What you will do
Rewrite only the lines from the one containing "y-tick-label: 70.00 bbox=[898, 372, 926, 384]" through the one containing "candle-body bbox=[57, 191, 64, 200]", inclusive, replacing "trend-line" with "trendline" and leaving everything else unchanged.

Lines of data
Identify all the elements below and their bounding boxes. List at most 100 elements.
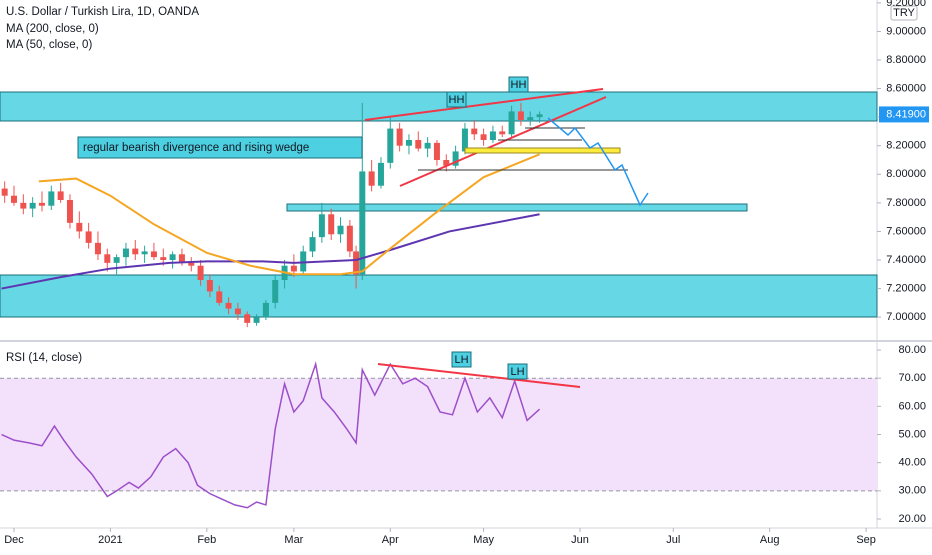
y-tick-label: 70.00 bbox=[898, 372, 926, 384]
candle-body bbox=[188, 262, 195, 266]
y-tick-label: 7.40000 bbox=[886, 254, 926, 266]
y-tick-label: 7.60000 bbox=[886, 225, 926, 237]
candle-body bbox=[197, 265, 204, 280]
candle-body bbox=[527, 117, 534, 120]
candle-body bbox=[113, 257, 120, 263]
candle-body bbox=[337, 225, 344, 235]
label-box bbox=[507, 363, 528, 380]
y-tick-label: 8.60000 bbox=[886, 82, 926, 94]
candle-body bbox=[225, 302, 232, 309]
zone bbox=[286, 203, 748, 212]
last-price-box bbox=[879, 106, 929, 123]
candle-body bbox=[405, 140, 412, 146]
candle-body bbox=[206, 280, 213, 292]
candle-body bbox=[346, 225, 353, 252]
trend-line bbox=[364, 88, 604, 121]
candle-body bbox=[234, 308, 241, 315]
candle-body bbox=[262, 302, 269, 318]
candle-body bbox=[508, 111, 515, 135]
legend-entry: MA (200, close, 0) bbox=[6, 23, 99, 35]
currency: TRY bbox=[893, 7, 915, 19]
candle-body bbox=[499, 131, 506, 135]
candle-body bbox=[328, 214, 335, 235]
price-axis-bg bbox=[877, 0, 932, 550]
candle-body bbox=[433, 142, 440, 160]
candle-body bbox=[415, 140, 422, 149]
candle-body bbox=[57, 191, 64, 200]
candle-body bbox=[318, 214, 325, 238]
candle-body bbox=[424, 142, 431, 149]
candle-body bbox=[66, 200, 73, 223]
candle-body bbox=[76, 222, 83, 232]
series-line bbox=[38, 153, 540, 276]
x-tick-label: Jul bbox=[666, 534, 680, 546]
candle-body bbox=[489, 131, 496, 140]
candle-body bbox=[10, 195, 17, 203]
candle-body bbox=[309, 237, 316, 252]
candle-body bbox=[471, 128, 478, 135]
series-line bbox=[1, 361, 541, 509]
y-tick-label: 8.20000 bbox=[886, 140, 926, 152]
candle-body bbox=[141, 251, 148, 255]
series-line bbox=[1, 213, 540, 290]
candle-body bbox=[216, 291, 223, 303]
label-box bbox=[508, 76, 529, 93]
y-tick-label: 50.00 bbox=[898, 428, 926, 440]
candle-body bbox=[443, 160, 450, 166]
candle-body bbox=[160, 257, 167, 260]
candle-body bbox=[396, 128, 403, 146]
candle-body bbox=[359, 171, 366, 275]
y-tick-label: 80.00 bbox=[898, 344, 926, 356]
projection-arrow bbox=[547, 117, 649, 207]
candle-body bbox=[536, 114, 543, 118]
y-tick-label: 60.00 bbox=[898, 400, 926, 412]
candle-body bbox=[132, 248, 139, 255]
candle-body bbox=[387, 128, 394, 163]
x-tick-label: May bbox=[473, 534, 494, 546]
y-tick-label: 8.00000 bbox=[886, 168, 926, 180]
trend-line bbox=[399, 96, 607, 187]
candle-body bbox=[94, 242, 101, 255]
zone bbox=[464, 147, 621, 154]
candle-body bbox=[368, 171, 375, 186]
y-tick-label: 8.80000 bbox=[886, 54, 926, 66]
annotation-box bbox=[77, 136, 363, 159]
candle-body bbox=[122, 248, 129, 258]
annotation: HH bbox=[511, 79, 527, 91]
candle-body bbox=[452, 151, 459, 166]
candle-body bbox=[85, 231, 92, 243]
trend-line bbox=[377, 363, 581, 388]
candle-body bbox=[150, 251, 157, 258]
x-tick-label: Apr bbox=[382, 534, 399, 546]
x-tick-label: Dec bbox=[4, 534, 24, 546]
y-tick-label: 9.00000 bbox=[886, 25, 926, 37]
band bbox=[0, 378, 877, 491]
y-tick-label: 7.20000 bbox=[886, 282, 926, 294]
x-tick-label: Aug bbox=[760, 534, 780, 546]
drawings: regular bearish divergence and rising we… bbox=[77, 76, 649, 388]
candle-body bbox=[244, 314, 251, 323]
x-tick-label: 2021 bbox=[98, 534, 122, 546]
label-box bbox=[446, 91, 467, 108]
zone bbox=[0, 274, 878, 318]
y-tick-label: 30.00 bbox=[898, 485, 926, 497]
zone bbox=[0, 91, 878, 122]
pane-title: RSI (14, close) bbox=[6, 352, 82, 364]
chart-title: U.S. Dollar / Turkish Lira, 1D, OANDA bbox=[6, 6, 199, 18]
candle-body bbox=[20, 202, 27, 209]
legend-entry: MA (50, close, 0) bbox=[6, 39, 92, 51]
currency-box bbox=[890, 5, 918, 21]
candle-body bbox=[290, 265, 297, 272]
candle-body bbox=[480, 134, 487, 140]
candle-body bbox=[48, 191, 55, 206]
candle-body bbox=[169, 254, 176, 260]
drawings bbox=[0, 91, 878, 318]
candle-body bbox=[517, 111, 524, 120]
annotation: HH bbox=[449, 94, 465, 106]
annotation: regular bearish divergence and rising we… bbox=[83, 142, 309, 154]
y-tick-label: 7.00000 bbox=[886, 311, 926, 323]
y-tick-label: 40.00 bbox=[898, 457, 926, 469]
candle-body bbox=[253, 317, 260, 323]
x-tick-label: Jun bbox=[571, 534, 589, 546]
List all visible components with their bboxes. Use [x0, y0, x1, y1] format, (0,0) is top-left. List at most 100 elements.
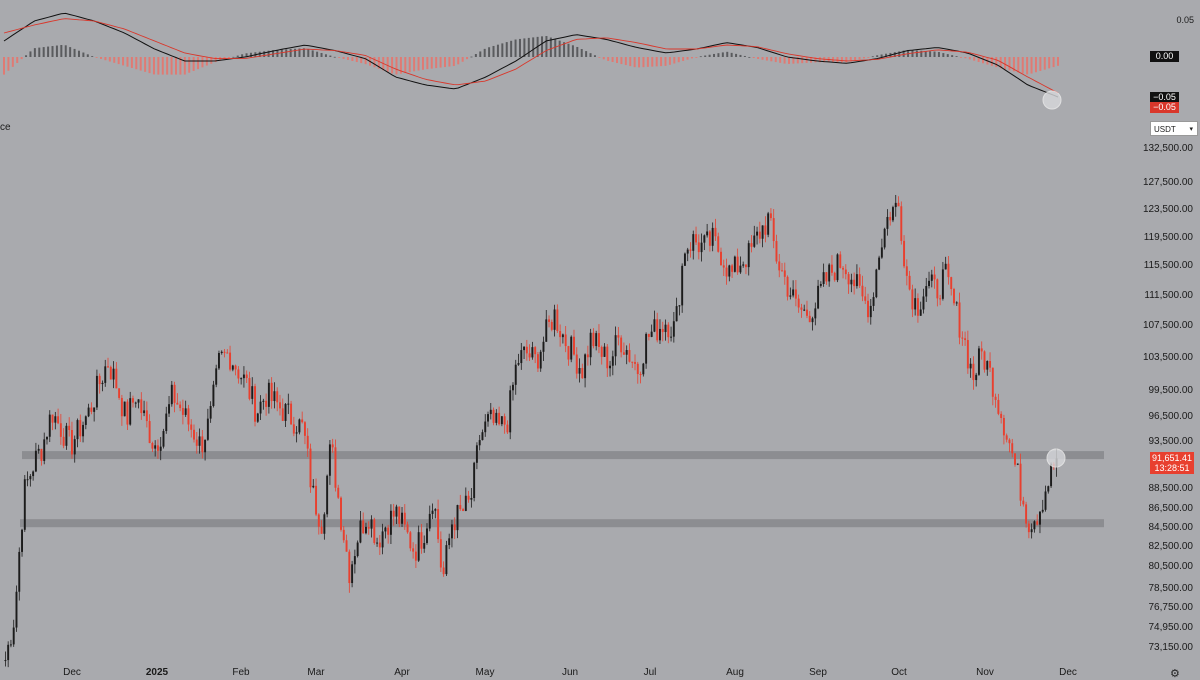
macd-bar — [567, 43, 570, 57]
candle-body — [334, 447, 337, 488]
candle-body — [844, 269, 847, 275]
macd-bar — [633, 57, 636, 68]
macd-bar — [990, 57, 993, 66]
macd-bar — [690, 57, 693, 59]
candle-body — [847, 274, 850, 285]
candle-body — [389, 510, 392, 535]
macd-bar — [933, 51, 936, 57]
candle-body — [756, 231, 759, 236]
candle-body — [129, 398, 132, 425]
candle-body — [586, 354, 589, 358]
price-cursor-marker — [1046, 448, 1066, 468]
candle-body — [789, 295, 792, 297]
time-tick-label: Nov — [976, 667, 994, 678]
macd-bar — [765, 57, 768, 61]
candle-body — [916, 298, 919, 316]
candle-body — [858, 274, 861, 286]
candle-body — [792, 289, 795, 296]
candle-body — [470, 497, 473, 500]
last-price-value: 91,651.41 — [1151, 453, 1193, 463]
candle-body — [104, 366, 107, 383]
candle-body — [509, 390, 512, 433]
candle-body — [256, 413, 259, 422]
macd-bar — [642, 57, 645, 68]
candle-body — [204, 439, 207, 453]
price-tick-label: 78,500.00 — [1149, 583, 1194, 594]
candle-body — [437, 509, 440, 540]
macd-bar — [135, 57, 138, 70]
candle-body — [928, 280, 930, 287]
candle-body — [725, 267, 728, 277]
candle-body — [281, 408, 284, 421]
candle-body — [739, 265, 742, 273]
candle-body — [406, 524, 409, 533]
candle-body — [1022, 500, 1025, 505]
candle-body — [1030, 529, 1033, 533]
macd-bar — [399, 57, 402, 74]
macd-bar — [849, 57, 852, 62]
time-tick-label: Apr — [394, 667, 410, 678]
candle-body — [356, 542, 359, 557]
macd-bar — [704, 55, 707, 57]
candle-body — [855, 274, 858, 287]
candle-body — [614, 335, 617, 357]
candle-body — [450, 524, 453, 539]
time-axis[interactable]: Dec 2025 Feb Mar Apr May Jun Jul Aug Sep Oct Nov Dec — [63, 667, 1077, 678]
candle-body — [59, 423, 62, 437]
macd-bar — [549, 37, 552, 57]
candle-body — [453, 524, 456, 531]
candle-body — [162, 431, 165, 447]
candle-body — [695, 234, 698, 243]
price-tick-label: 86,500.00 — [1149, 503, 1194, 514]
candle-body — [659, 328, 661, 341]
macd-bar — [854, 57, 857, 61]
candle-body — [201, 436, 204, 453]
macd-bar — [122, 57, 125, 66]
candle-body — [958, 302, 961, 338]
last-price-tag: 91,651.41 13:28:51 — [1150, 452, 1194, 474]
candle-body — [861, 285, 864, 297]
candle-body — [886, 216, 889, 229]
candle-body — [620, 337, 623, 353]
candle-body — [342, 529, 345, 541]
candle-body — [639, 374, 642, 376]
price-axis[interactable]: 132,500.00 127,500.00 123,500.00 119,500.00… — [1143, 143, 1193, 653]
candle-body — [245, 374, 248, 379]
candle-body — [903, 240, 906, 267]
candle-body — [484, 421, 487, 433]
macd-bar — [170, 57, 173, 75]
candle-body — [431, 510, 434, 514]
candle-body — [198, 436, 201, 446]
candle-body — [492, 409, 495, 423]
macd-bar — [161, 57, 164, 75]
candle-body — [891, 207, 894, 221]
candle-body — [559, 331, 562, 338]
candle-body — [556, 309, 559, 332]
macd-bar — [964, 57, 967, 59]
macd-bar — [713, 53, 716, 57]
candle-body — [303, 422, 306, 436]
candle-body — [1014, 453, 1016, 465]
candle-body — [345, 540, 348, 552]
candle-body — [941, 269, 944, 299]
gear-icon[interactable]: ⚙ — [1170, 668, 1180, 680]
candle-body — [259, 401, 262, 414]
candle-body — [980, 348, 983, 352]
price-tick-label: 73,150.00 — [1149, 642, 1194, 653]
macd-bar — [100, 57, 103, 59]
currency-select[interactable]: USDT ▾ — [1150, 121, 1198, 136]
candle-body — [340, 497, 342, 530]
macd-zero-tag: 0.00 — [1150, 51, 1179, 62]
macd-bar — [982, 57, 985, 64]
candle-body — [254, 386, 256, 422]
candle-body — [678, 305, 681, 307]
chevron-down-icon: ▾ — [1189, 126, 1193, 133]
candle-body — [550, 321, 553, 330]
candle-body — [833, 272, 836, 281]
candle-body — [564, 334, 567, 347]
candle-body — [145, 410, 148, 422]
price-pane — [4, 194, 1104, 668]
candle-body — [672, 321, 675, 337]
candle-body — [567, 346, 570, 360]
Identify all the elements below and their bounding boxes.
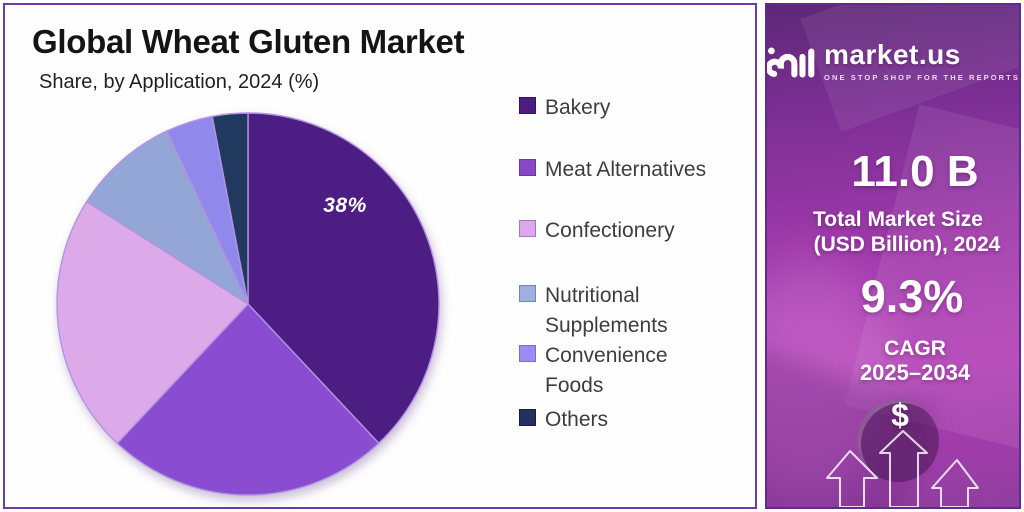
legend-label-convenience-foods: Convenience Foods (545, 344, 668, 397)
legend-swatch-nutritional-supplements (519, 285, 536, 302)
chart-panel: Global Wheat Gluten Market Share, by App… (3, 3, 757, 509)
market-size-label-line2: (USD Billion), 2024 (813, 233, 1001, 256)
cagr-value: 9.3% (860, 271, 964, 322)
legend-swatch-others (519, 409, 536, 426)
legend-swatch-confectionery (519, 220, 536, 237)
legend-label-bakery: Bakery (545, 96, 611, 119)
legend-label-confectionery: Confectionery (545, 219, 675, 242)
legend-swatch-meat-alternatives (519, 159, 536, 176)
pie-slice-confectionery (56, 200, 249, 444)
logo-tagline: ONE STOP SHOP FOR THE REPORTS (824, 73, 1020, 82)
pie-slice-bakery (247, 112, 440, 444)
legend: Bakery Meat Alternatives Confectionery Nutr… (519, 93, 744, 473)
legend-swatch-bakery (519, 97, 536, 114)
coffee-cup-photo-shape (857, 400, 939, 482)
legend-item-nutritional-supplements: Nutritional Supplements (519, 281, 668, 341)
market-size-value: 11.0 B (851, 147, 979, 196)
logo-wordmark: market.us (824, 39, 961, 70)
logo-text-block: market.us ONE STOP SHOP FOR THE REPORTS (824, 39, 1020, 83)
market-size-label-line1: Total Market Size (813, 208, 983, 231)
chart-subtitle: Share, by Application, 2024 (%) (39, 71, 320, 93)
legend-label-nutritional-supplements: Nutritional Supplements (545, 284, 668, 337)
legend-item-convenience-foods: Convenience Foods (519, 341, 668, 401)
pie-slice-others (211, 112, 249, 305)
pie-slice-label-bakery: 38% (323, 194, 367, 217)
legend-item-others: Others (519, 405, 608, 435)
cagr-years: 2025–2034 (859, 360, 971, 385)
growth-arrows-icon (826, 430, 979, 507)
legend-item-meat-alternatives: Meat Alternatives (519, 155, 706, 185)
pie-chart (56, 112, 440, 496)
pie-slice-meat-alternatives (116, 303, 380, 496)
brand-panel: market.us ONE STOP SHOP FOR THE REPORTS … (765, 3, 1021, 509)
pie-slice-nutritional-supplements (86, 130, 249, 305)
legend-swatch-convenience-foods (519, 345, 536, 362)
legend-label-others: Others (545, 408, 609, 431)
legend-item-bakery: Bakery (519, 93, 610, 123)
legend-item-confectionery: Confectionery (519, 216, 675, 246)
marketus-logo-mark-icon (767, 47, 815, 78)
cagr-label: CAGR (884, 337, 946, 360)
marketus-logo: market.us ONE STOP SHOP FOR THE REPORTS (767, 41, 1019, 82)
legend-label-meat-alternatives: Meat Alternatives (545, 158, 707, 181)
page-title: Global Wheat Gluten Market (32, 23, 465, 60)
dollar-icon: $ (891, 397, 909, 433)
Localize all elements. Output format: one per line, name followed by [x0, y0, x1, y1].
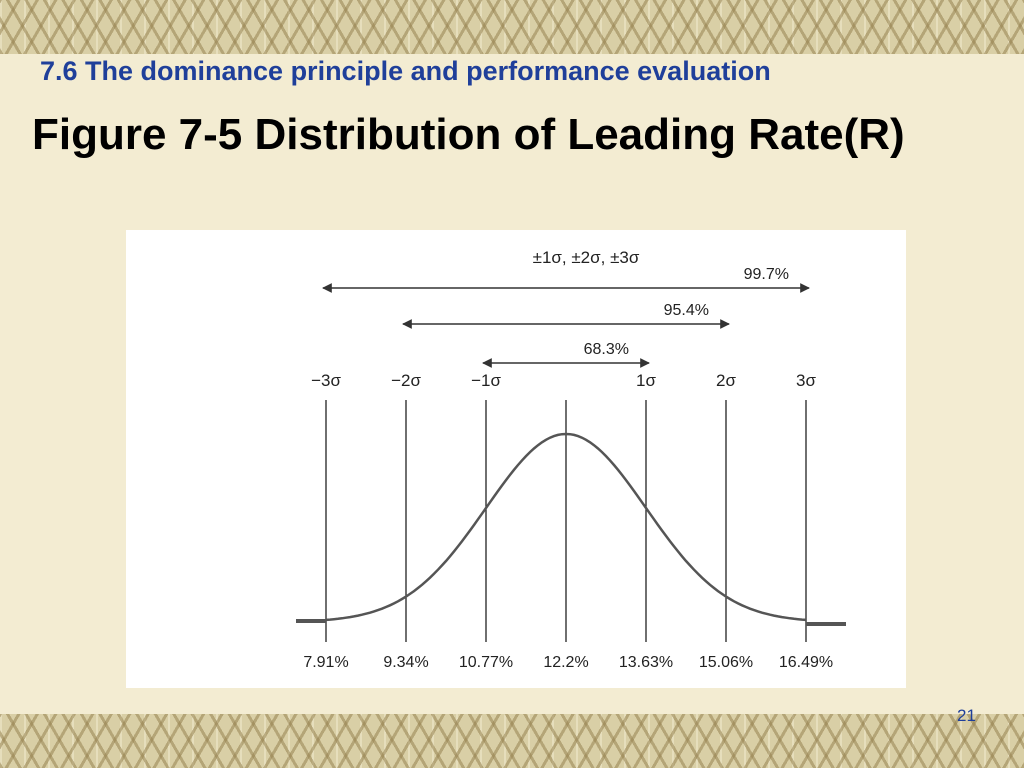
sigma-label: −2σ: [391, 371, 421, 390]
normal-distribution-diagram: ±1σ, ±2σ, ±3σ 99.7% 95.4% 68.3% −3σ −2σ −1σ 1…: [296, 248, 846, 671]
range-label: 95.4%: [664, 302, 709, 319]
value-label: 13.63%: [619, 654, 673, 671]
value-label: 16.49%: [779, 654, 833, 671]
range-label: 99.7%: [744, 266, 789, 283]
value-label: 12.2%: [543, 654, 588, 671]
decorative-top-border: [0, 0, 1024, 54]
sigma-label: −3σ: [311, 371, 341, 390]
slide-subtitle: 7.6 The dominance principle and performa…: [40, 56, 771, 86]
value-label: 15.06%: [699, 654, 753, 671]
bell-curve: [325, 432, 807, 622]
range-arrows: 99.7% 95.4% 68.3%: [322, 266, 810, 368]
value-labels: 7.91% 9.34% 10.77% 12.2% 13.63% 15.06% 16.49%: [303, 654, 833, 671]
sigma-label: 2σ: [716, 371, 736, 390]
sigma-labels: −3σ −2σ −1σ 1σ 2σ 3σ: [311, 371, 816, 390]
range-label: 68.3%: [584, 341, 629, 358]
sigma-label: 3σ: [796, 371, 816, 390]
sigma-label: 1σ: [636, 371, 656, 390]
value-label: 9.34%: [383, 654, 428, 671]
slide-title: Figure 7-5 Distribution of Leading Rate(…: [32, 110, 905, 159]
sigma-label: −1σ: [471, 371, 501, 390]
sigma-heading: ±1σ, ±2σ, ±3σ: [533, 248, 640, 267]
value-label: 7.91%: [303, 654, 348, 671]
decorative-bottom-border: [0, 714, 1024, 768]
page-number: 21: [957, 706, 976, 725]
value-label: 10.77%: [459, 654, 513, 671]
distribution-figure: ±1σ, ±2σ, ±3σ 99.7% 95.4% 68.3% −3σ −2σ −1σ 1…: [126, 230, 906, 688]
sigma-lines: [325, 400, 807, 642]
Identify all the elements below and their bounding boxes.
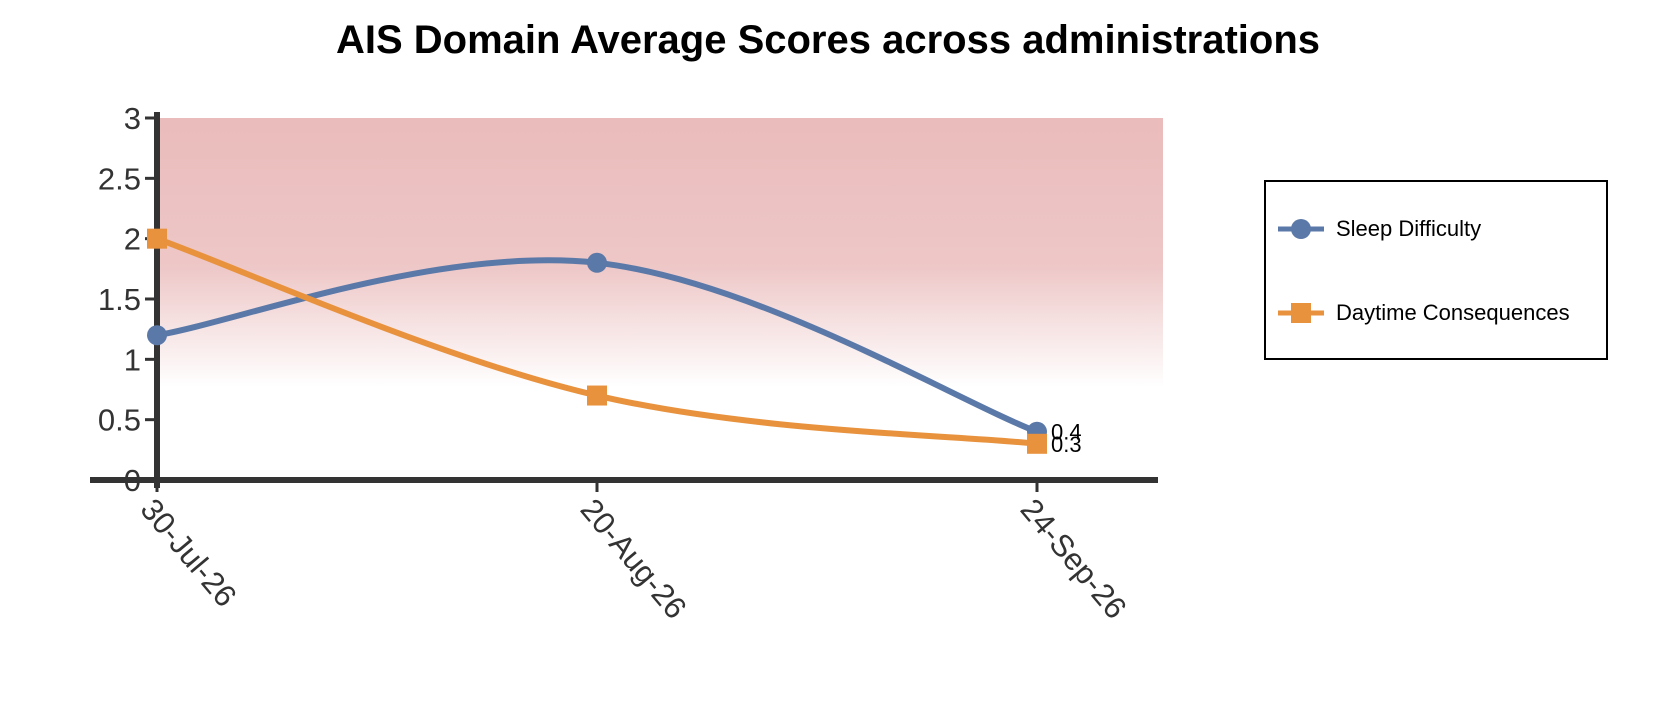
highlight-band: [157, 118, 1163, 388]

Result of this exercise
y-tick-label: 70.00 bbox=[898, 372, 926, 384]
candle-body bbox=[188, 262, 195, 266]
y-tick-label: 7.40000 bbox=[886, 254, 926, 266]
y-tick-label: 7.60000 bbox=[886, 225, 926, 237]
candle-body bbox=[197, 265, 204, 280]
candle-body bbox=[527, 117, 534, 120]
candle-body bbox=[113, 257, 120, 263]
candle-body bbox=[337, 225, 344, 235]
label-box bbox=[507, 363, 528, 380]
y-tick-label: 8.60000 bbox=[886, 82, 926, 94]
candle-body bbox=[225, 302, 232, 309]
zone bbox=[286, 203, 748, 212]
last-price-box bbox=[879, 106, 929, 123]
candle-body bbox=[405, 140, 412, 146]
candle-body bbox=[206, 280, 213, 292]
candle-body bbox=[346, 225, 353, 252]
trendline bbox=[364, 88, 604, 121]
candle-body bbox=[234, 308, 241, 315]
candle-body bbox=[262, 302, 269, 318]
candle-body bbox=[508, 111, 515, 135]
legend-entry: MA (200, close, 0) bbox=[6, 23, 99, 35]
currency: TRY bbox=[893, 7, 915, 19]
candle-body bbox=[499, 131, 506, 135]
candle-body bbox=[328, 214, 335, 235]
price-axis-bg bbox=[877, 0, 932, 550]
candle-body bbox=[433, 142, 440, 160]
candle-body bbox=[415, 140, 422, 149]
candle-body bbox=[57, 191, 64, 200]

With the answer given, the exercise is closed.